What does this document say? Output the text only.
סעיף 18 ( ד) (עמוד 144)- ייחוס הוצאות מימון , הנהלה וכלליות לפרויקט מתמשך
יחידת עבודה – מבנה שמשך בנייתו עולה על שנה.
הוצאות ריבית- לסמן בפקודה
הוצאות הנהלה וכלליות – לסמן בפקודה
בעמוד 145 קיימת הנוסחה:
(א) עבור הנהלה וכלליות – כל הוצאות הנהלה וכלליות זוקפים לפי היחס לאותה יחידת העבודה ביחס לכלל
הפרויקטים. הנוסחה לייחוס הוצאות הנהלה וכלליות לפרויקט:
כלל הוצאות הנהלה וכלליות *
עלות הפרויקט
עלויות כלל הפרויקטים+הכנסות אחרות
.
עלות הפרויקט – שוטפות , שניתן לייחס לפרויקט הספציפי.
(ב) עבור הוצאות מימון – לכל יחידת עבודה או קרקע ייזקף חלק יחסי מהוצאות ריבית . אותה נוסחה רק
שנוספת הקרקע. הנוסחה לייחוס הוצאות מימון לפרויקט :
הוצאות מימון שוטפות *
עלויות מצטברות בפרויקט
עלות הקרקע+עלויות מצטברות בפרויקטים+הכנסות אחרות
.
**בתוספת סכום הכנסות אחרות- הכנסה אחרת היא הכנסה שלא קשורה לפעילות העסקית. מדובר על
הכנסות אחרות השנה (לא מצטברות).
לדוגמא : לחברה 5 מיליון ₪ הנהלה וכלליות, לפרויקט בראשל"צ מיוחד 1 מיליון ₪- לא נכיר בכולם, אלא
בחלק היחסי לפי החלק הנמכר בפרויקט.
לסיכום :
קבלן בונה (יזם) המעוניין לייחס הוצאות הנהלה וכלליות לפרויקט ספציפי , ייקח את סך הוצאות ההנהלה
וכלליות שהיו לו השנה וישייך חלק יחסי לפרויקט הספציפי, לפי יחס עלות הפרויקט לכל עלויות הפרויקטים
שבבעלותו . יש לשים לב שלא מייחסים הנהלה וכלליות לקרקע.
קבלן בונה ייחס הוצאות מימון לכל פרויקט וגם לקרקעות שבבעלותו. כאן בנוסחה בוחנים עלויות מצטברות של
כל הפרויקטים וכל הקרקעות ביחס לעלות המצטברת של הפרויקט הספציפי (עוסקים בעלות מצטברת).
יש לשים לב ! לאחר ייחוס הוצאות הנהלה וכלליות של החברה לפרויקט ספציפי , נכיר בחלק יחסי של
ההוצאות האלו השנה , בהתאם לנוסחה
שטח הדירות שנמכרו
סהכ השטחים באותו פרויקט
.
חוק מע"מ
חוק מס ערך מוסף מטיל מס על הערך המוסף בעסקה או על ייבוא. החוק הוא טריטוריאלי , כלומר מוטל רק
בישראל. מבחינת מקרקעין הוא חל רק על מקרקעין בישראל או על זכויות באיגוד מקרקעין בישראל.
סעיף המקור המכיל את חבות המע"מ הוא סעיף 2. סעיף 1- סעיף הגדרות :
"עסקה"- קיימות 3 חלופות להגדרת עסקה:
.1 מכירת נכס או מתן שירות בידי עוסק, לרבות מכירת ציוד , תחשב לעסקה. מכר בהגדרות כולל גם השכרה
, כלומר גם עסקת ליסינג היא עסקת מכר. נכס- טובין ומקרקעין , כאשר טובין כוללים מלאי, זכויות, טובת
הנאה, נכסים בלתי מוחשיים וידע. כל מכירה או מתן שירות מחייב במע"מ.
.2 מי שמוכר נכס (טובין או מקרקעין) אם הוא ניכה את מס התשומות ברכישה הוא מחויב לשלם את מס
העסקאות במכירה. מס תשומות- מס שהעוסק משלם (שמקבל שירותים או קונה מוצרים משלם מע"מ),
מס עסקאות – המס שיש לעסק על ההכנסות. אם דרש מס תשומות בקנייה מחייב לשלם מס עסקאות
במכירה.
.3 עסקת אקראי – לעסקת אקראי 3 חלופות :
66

## What to work on
Exactly as written, please output every entry.

## Solution for this problem
What does this document say? Output the text only.
סעיף 18 ( ד) (עמוד 144)- ייחוס הוצאות מימון , הנהלה וכלליות לפרויקט מתמשך
יחידת עבודה – מבנה שמשך בנייתו עולה על שנה.
הוצאות ריבית- לסמן בפקודה
הוצאות הנהלה וכלליות – לסמן בפקודה
בעמוד 145 קיימת הנוסחה:
(א) עבור הנהלה וכלליות – כל הוצאות הנהלה וכלליות זוקפים לפי היחס לאותה יחידת העבודה ביחס לכלל
הפרויקטים. הנוסחה לייחוס הוצאות הנהלה וכלליות לפרויקט:
כלל הוצאות הנהלה וכלליות *
עלות הפרויקט
עלויות כלל הפרויקטים+הכנסות אחרות
.
עלות הפרויקט – שוטפות , שניתן לייחס לפרויקט הספציפי.
(ב) עבור הוצאות מימון – לכל יחידת עבודה או קרקע ייזקף חלק יחסי מהוצאות ריבית . אותה נוסחה רק
שנוספת הקרקע. הנוסחה לייחוס הוצאות מימון לפרויקט :
הוצאות מימון שוטפות *
עלויות מצטברות בפרויקט
עלות הקרקע+עלויות מצטברות בפרויקטים+הכנסות אחרות
.
**בתוספת סכום הכנסות אחרות- הכנסה אחרת היא הכנסה שלא קשורה לפעילות העסקית. מדובר על
הכנסות אחרות השנה (לא מצטברות).
לדוגמא : לחברה 5 מיליון ₪ הנהלה וכלליות, לפרויקט בראשל"צ מיוחד 1 מיליון ₪- לא נכיר בכולם, אלא
בחלק היחסי לפי החלק הנמכר בפרויקט.
לסיכום :
קבלן בונה (יזם) המעוניין לייחס הוצאות הנהלה וכלליות לפרויקט ספציפי , ייקח את סך הוצאות ההנהלה
וכלליות שהיו לו השנה וישייך חלק יחסי לפרויקט הספציפי, לפי יחס עלות הפרויקט לכל עלויות הפרויקטים
שבבעלותו . יש לשים לב שלא מייחסים הנהלה וכלליות לקרקע.
קבלן בונה ייחס הוצאות מימון לכל פרויקט וגם לקרקעות שבבעלותו. כאן בנוסחה בוחנים עלויות מצטברות של
כל הפרויקטים וכל הקרקעות ביחס לעלות המצטברת של הפרויקט הספציפי (עוסקים בעלות מצטברת).
יש לשים לב ! לאחר ייחוס הוצאות הנהלה וכלליות של החברה לפרויקט ספציפי , נכיר בחלק יחסי של
ההוצאות האלו השנה , בהתאם לנוסחה
שטח הדירות שנמכרו
סהכ השטחים באותו פרויקט
.
חוק מע"מ
חוק מס ערך מוסף מטיל מס על הערך המוסף בעסקה או על ייבוא. החוק הוא טריטוריאלי , כלומר מוטל רק
בישראל. מבחינת מקרקעין הוא חל רק על מקרקעין בישראל או על זכויות באיגוד מקרקעין בישראל.
סעיף המקור המכיל את חבות המע"מ הוא סעיף 2. סעיף 1- סעיף הגדרות :
"עסקה"- קיימות 3 חלופות להגדרת עסקה:
.1 מכירת נכס או מתן שירות בידי עוסק, לרבות מכירת ציוד , תחשב לעסקה. מכר בהגדרות כולל גם השכרה
, כלומר גם עסקת ליסינג היא עסקת מכר. נכס- טובין ומקרקעין , כאשר טובין כוללים מלאי, זכויות, טובת
הנאה, נכסים בלתי מוחשיים וידע. כל מכירה או מתן שירות מחייב במע"מ.
.2 מי שמוכר נכס (טובין או מקרקעין) אם הוא ניכה את מס התשומות ברכישה הוא מחויב לשלם את מס
העסקאות במכירה. מס תשומות- מס שהעוסק משלם (שמקבל שירותים או קונה מוצרים משלם מע"מ),
מס עסקאות – המס שיש לעסק על ההכנסות. אם דרש מס תשומות בקנייה מחייב לשלם מס עסקאות
במכירה.
.3 עסקת אקראי – לעסקת אקראי 3 חלופות :
66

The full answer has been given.